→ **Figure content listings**
————————
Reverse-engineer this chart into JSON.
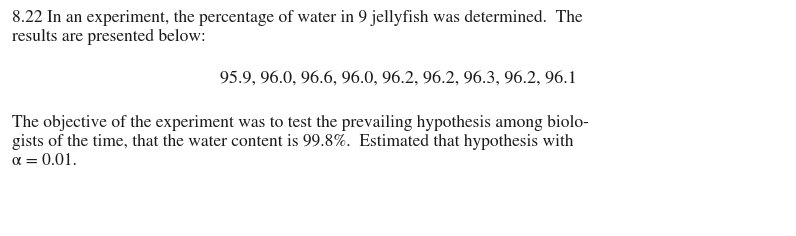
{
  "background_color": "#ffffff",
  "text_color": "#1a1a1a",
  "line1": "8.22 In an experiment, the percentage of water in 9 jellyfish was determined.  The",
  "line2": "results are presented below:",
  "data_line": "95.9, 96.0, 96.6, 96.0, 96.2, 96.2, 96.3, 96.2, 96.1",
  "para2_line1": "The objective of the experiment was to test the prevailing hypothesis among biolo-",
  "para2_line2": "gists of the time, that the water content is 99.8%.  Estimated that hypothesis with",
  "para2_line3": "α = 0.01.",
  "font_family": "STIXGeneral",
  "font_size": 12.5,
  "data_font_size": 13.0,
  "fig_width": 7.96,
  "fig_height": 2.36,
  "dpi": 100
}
————————
→ **Exercise prompt**
Quote each line of the listing exactly, but leave the pictures out.

→ **Full answer**
Reverse-engineer this chart into JSON.
{
  "background_color": "#ffffff",
  "text_color": "#1a1a1a",
  "line1": "8.22 In an experiment, the percentage of water in 9 jellyfish was determined.  The",
  "line2": "results are presented below:",
  "data_line": "95.9, 96.0, 96.6, 96.0, 96.2, 96.2, 96.3, 96.2, 96.1",
  "para2_line1": "The objective of the experiment was to test the prevailing hypothesis among biolo-",
  "para2_line2": "gists of the time, that the water content is 99.8%.  Estimated that hypothesis with",
  "para2_line3": "α = 0.01.",
  "font_family": "STIXGeneral",
  "font_size": 12.5,
  "data_font_size": 13.0,
  "fig_width": 7.96,
  "fig_height": 2.36,
  "dpi": 100
}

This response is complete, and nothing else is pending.